[Prompt]
Pick out each line containing the string "Surface" and copy it.
-- BEGIN Supplied records --
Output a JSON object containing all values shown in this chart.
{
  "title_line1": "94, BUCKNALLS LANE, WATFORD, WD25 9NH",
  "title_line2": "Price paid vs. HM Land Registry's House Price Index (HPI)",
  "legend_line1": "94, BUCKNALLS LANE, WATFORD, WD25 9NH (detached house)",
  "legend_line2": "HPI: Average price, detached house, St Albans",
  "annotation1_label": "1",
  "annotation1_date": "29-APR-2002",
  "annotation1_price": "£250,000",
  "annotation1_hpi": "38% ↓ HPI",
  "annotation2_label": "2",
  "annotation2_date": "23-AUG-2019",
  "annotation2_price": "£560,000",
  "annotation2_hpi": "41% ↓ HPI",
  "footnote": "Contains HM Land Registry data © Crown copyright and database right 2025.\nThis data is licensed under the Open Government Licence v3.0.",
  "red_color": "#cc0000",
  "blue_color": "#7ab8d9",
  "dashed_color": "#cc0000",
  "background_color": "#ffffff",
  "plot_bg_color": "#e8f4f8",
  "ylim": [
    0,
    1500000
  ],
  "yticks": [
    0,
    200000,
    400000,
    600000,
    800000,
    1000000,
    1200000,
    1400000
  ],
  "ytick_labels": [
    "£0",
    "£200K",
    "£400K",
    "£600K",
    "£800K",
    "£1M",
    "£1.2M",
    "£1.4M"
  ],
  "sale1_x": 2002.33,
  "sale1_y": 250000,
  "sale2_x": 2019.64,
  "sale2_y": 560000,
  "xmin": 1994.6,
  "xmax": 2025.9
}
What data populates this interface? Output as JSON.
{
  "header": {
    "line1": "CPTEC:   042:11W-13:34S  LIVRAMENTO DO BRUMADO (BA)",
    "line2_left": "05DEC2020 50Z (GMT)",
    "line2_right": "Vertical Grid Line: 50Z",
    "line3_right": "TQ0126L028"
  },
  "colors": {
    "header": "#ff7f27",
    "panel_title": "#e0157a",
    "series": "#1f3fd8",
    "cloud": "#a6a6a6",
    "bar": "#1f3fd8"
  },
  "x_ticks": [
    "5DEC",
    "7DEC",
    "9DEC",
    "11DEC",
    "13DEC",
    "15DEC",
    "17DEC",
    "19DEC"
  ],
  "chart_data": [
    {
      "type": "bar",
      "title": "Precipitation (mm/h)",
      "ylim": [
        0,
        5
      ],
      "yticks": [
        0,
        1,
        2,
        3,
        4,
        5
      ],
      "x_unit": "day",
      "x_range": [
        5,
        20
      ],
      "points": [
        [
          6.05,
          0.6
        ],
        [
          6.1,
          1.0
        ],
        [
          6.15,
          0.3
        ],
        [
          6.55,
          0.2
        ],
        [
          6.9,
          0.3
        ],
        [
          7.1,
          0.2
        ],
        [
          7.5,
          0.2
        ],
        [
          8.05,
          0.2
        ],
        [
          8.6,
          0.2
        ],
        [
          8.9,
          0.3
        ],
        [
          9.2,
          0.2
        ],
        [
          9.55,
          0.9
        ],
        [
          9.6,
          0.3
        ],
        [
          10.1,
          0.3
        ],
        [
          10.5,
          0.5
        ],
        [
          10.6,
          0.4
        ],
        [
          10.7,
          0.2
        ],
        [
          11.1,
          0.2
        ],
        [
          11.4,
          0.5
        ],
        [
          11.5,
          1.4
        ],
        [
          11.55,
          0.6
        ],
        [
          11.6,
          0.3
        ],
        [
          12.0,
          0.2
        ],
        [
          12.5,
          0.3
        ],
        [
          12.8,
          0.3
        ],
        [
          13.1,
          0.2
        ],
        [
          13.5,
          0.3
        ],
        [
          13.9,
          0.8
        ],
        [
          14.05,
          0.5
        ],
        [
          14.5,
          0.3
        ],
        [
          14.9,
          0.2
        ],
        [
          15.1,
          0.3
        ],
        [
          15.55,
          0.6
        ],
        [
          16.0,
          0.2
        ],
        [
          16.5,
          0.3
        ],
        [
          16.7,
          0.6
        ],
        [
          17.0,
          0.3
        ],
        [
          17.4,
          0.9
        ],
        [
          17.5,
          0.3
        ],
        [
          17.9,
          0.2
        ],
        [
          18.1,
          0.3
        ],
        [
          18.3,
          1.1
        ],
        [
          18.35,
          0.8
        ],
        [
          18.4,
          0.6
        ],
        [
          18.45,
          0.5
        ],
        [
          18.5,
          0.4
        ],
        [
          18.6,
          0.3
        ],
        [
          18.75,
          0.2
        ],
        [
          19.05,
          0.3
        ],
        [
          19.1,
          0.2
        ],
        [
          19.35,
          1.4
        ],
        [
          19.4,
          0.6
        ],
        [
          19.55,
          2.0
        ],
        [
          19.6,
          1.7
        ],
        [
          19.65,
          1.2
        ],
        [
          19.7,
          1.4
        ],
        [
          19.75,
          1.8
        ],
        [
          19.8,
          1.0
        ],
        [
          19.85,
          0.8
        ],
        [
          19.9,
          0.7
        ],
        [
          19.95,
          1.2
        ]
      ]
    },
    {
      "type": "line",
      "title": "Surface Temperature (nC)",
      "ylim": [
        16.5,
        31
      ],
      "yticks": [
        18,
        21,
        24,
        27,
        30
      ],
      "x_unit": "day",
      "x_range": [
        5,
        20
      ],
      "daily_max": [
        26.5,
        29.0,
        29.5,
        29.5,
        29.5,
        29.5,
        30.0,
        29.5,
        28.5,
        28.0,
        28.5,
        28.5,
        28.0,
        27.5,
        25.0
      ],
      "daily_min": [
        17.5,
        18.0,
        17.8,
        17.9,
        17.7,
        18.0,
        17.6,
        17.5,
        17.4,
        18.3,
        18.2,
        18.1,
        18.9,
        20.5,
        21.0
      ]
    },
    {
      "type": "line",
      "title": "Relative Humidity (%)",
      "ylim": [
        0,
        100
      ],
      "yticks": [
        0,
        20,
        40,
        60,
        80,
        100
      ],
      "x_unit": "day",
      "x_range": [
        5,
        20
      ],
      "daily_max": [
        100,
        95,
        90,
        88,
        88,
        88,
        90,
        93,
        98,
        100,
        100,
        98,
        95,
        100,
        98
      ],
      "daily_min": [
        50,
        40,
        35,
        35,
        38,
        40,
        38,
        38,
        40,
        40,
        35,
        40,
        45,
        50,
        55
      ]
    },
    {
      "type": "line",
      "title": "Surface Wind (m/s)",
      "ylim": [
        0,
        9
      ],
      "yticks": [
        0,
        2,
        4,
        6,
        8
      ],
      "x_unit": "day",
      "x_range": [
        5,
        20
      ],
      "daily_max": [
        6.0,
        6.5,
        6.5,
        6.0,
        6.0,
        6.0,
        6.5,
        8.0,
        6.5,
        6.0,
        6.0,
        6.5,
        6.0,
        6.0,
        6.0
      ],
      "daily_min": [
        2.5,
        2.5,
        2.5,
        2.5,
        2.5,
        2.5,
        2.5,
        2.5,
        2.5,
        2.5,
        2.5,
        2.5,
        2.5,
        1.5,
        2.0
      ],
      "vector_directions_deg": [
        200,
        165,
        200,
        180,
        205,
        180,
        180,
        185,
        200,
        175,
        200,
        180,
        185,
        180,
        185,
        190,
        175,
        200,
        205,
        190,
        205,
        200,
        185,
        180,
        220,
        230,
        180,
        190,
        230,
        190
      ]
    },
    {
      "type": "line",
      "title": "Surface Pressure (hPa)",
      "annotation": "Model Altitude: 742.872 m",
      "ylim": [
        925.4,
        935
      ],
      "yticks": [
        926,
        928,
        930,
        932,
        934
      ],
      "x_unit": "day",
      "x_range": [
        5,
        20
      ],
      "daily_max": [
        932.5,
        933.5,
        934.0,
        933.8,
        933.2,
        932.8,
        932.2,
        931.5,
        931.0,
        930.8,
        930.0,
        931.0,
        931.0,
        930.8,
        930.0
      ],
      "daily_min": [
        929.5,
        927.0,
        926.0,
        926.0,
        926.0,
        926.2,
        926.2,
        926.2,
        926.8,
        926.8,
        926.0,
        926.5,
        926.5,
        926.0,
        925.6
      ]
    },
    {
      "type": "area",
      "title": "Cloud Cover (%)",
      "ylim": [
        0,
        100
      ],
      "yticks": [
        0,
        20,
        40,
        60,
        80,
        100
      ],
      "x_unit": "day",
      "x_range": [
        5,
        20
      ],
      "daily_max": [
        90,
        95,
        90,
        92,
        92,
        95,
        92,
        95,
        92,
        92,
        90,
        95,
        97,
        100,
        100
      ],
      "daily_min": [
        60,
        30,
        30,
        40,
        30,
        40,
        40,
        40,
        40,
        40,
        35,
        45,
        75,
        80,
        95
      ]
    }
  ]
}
-- END Supplied records --
[The response]
      "title": "Surface Temperature (nC)",
      "title": "Surface Wind (m/s)",
      "title": "Surface Pressure (hPa)",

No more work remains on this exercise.